▶ _PROBLEM DETAILS_
Retype all of the data that follows, line for line.

--------------------

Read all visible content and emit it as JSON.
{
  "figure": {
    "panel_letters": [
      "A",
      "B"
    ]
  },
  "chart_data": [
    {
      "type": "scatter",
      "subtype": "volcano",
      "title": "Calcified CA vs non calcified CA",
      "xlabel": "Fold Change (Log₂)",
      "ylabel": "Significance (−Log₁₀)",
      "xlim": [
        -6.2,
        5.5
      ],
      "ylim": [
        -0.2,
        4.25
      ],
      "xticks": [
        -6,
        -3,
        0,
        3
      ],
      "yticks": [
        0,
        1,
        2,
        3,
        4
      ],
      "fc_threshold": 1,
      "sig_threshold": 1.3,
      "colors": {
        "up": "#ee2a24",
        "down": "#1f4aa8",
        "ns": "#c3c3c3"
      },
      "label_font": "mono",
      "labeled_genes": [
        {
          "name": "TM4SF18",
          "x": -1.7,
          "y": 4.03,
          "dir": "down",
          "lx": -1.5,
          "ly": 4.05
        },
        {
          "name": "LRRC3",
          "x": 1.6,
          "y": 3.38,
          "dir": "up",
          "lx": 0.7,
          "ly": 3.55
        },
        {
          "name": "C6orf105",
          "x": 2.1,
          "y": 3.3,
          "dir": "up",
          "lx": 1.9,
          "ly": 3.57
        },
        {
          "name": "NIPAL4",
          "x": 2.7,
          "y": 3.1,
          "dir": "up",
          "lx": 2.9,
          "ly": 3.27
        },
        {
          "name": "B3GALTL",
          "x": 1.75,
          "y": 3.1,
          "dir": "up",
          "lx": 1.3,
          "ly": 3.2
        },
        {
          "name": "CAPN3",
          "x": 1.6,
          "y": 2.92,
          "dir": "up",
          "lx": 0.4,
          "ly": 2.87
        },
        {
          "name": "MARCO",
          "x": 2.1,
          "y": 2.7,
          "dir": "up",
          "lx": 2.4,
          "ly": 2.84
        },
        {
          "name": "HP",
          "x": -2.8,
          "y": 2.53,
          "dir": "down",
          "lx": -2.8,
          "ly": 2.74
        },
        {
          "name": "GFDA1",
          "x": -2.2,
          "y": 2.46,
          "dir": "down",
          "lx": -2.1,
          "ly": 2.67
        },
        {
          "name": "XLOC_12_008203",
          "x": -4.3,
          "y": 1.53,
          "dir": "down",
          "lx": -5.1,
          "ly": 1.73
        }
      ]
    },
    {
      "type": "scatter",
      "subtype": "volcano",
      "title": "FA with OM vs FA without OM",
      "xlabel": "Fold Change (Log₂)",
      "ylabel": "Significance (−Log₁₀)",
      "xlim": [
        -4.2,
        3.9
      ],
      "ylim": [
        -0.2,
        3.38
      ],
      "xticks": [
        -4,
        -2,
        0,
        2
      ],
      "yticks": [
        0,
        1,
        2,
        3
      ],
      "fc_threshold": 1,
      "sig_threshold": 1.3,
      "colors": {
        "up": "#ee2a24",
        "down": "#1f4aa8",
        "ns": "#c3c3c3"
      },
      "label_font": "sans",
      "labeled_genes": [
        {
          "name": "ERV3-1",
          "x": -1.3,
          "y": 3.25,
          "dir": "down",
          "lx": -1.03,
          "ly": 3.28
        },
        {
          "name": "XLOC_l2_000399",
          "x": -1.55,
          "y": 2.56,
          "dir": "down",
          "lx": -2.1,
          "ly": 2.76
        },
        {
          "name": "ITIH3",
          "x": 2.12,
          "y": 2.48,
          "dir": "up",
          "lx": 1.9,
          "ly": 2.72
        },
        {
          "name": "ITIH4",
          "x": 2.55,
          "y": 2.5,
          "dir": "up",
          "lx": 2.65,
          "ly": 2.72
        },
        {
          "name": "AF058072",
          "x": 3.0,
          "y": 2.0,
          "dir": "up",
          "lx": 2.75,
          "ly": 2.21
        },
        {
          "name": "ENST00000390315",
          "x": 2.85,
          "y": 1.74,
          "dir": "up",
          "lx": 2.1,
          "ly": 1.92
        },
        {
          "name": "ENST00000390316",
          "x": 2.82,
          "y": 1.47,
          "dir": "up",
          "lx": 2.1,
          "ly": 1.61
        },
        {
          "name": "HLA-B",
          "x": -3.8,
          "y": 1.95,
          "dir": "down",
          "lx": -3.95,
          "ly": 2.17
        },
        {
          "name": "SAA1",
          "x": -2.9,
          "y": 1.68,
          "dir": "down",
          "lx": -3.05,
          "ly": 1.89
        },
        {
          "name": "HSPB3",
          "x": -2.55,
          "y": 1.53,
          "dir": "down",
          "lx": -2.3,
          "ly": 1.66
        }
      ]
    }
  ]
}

--------------------

▶ _RESULT OF THIS TASK_
Read all visible content and emit it as JSON.
{
  "figure": {
    "panel_letters": [
      "A",
      "B"
    ]
  },
  "chart_data": [
    {
      "type": "scatter",
      "subtype": "volcano",
      "title": "Calcified CA vs non calcified CA",
      "xlabel": "Fold Change (Log₂)",
      "ylabel": "Significance (−Log₁₀)",
      "xlim": [
        -6.2,
        5.5
      ],
      "ylim": [
        -0.2,
        4.25
      ],
      "xticks": [
        -6,
        -3,
        0,
        3
      ],
      "yticks": [
        0,
        1,
        2,
        3,
        4
      ],
      "fc_threshold": 1,
      "sig_threshold": 1.3,
      "colors": {
        "up": "#ee2a24",
        "down": "#1f4aa8",
        "ns": "#c3c3c3"
      },
      "label_font": "mono",
      "labeled_genes": [
        {
          "name": "TM4SF18",
          "x": -1.7,
          "y": 4.03,
          "dir": "down",
          "lx": -1.5,
          "ly": 4.05
        },
        {
          "name": "LRRC3",
          "x": 1.6,
          "y": 3.38,
          "dir": "up",
          "lx": 0.7,
          "ly": 3.55
        },
        {
          "name": "C6orf105",
          "x": 2.1,
          "y": 3.3,
          "dir": "up",
          "lx": 1.9,
          "ly": 3.57
        },
        {
          "name": "NIPAL4",
          "x": 2.7,
          "y": 3.1,
          "dir": "up",
          "lx": 2.9,
          "ly": 3.27
        },
        {
          "name": "B3GALTL",
          "x": 1.75,
          "y": 3.1,
          "dir": "up",
          "lx": 1.3,
          "ly": 3.2
        },
        {
          "name": "CAPN3",
          "x": 1.6,
          "y": 2.92,
          "dir": "up",
          "lx": 0.4,
          "ly": 2.87
        },
        {
          "name": "MARCO",
          "x": 2.1,
          "y": 2.7,
          "dir": "up",
          "lx": 2.4,
          "ly": 2.84
        },
        {
          "name": "HP",
          "x": -2.8,
          "y": 2.53,
          "dir": "down",
          "lx": -2.8,
          "ly": 2.74
        },
        {
          "name": "GFDA1",
          "x": -2.2,
          "y": 2.46,
          "dir": "down",
          "lx": -2.1,
          "ly": 2.67
        },
        {
          "name": "XLOC_12_008203",
          "x": -4.3,
          "y": 1.53,
          "dir": "down",
          "lx": -5.1,
          "ly": 1.73
        }
      ]
    },
    {
      "type": "scatter",
      "subtype": "volcano",
      "title": "FA with OM vs FA without OM",
      "xlabel": "Fold Change (Log₂)",
      "ylabel": "Significance (−Log₁₀)",
      "xlim": [
        -4.2,
        3.9
      ],
      "ylim": [
        -0.2,
        3.38
      ],
      "xticks": [
        -4,
        -2,
        0,
        2
      ],
      "yticks": [
        0,
        1,
        2,
        3
      ],
      "fc_threshold": 1,
      "sig_threshold": 1.3,
      "colors": {
        "up": "#ee2a24",
        "down": "#1f4aa8",
        "ns": "#c3c3c3"
      },
      "label_font": "sans",
      "labeled_genes": [
        {
          "name": "ERV3-1",
          "x": -1.3,
          "y": 3.25,
          "dir": "down",
          "lx": -1.03,
          "ly": 3.28
        },
        {
          "name": "XLOC_l2_000399",
          "x": -1.55,
          "y": 2.56,
          "dir": "down",
          "lx": -2.1,
          "ly": 2.76
        },
        {
          "name": "ITIH3",
          "x": 2.12,
          "y": 2.48,
          "dir": "up",
          "lx": 1.9,
          "ly": 2.72
        },
        {
          "name": "ITIH4",
          "x": 2.55,
          "y": 2.5,
          "dir": "up",
          "lx": 2.65,
          "ly": 2.72
        },
        {
          "name": "AF058072",
          "x": 3.0,
          "y": 2.0,
          "dir": "up",
          "lx": 2.75,
          "ly": 2.21
        },
        {
          "name": "ENST00000390315",
          "x": 2.85,
          "y": 1.74,
          "dir": "up",
          "lx": 2.1,
          "ly": 1.92
        },
        {
          "name": "ENST00000390316",
          "x": 2.82,
          "y": 1.47,
          "dir": "up",
          "lx": 2.1,
          "ly": 1.61
        },
        {
          "name": "HLA-B",
          "x": -3.8,
          "y": 1.95,
          "dir": "down",
          "lx": -3.95,
          "ly": 2.17
        },
        {
          "name": "SAA1",
          "x": -2.9,
          "y": 1.68,
          "dir": "down",
          "lx": -3.05,
          "ly": 1.89
        },
        {
          "name": "HSPB3",
          "x": -2.55,
          "y": 1.53,
          "dir": "down",
          "lx": -2.3,
          "ly": 1.66
        }
      ]
    }
  ]
}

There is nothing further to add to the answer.